Exercise goal:
A single number is the answer here: how many lines of the entries contain "color"?

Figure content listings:
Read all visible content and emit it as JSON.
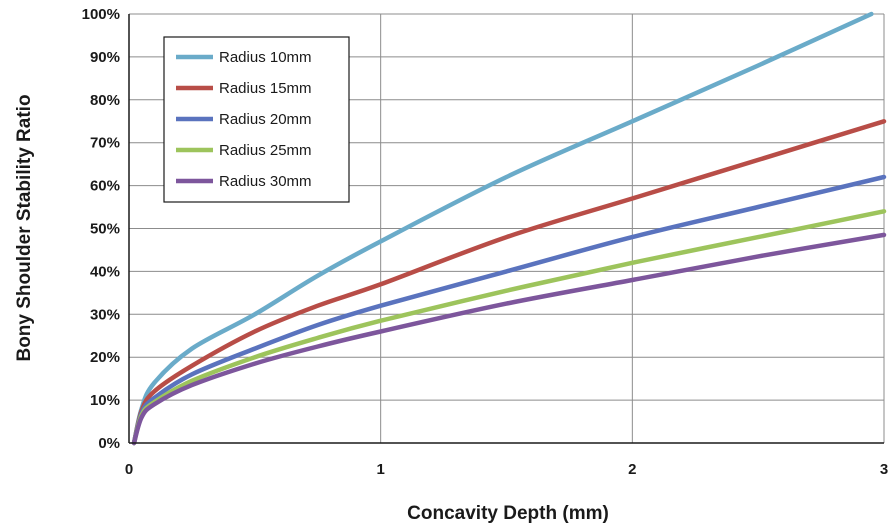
{
  "chart_data": {
    "type": "line",
    "title": "",
    "xlabel": "Concavity Depth (mm)",
    "ylabel": "Bony Shoulder Stability Ratio",
    "xlim": [
      0,
      3
    ],
    "ylim": [
      0,
      100
    ],
    "x_ticks": [
      "0",
      "1",
      "2",
      "3"
    ],
    "y_ticks": [
      "0%",
      "10%",
      "20%",
      "30%",
      "40%",
      "50%",
      "60%",
      "70%",
      "80%",
      "90%",
      "100%"
    ],
    "grid": true,
    "legend_position": "top-left",
    "series": [
      {
        "name": "Radius 10mm",
        "color": "#6aabc9",
        "x": [
          0.02,
          0.05,
          0.1,
          0.25,
          0.5,
          0.75,
          1,
          1.5,
          2,
          2.5,
          2.95
        ],
        "y": [
          0,
          8,
          14,
          22,
          30,
          39,
          47,
          62,
          75,
          88,
          100
        ]
      },
      {
        "name": "Radius 15mm",
        "color": "#b84d47",
        "x": [
          0.02,
          0.05,
          0.1,
          0.25,
          0.5,
          0.75,
          1,
          1.5,
          2,
          2.5,
          3
        ],
        "y": [
          0,
          7.5,
          12,
          18,
          26,
          32,
          37,
          48,
          57,
          66,
          75
        ]
      },
      {
        "name": "Radius 20mm",
        "color": "#5a73be",
        "x": [
          0.02,
          0.05,
          0.1,
          0.25,
          0.5,
          0.75,
          1,
          1.5,
          2,
          2.5,
          3
        ],
        "y": [
          0,
          7,
          10.5,
          16,
          22,
          27.5,
          32,
          40,
          48,
          55,
          62
        ]
      },
      {
        "name": "Radius 25mm",
        "color": "#9dc45c",
        "x": [
          0.02,
          0.05,
          0.1,
          0.25,
          0.5,
          0.75,
          1,
          1.5,
          2,
          2.5,
          3
        ],
        "y": [
          0,
          6.5,
          9.5,
          14.5,
          20,
          24.5,
          28.5,
          35.5,
          42,
          48,
          54
        ]
      },
      {
        "name": "Radius 30mm",
        "color": "#7d569c",
        "x": [
          0.02,
          0.05,
          0.1,
          0.25,
          0.5,
          0.75,
          1,
          1.5,
          2,
          2.5,
          3
        ],
        "y": [
          0,
          6,
          9,
          13.5,
          18.5,
          22.5,
          26,
          32.5,
          38,
          43.5,
          48.5
        ]
      }
    ]
  }
}
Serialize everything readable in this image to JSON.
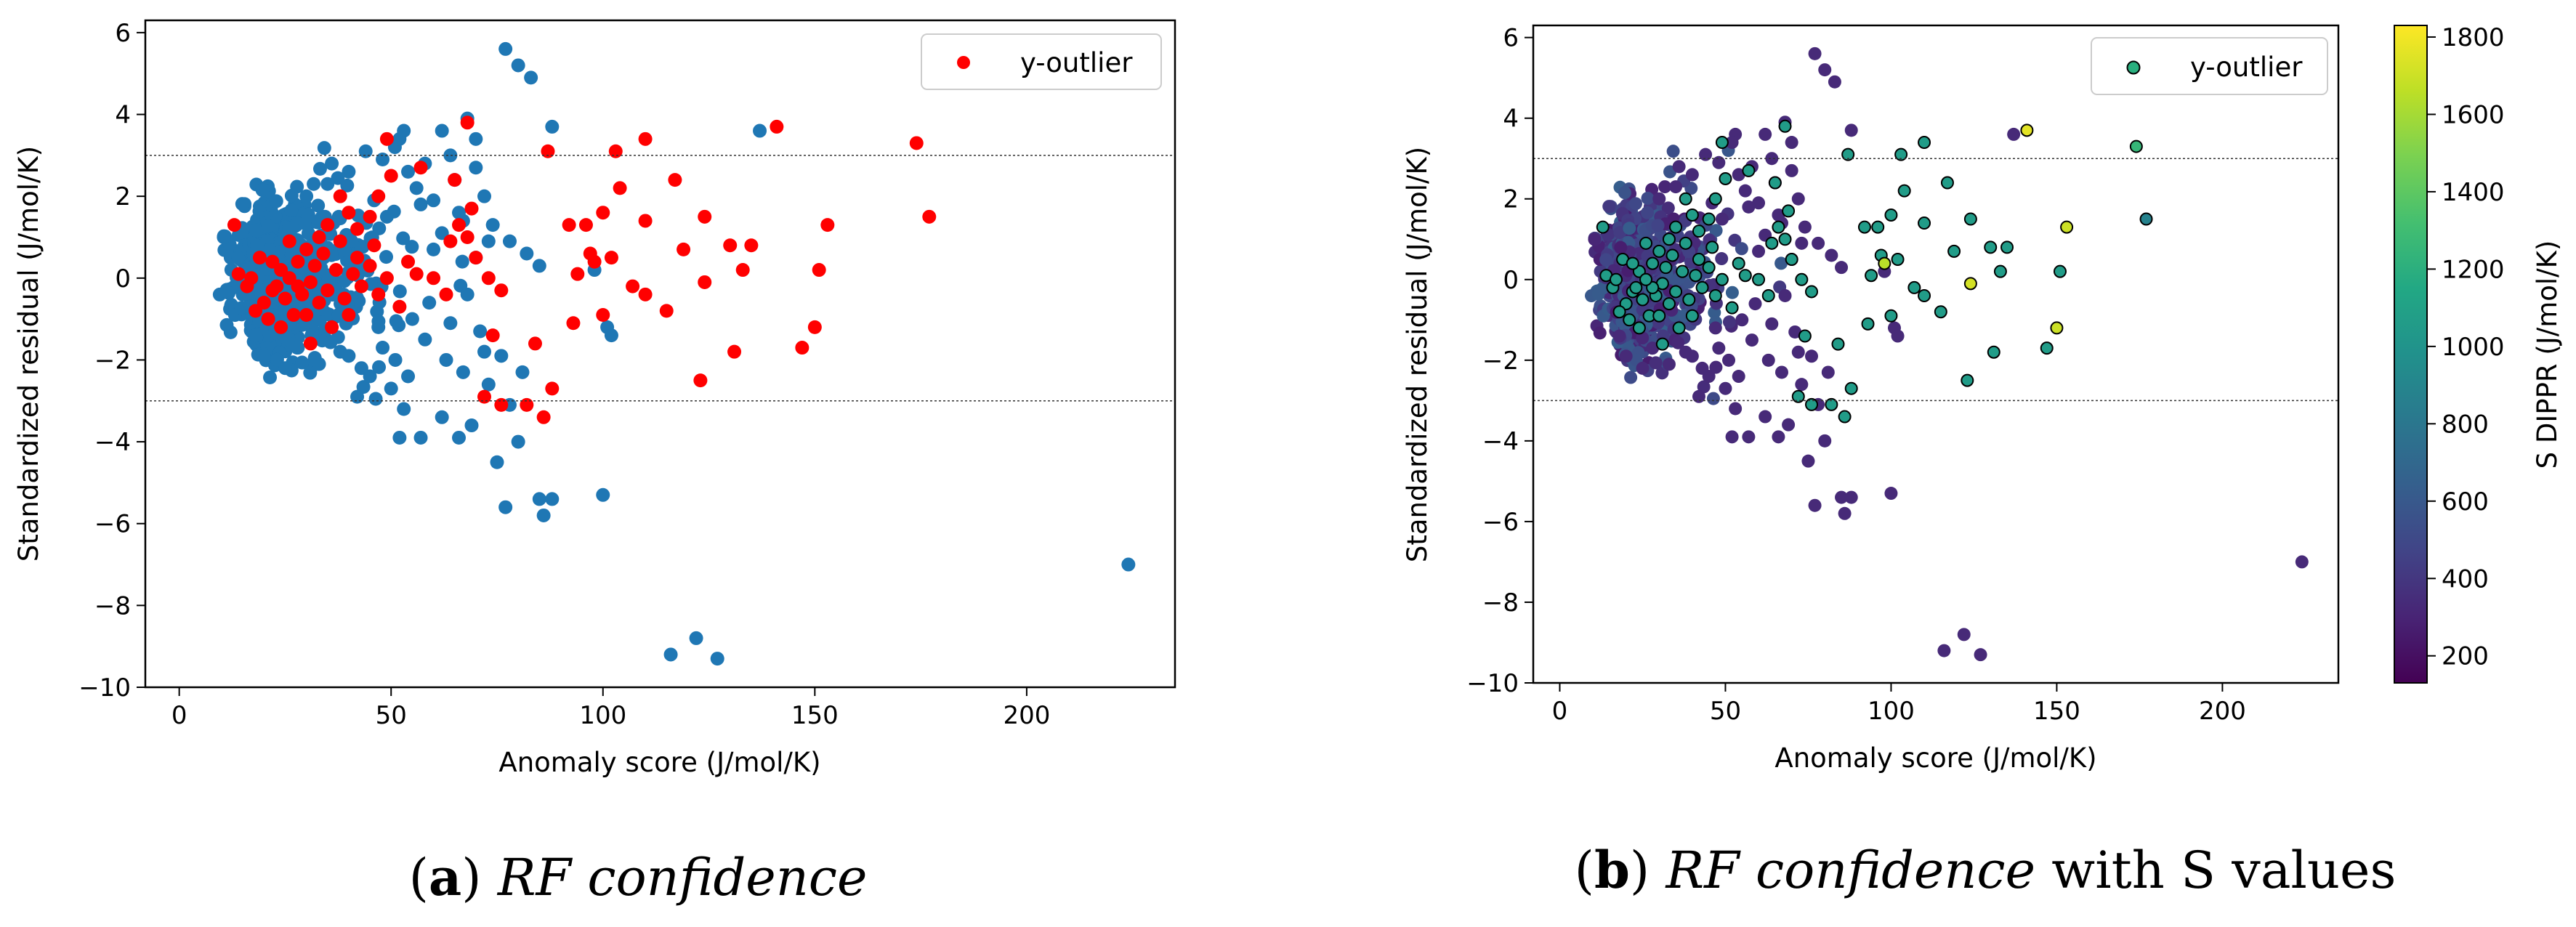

Final result:
5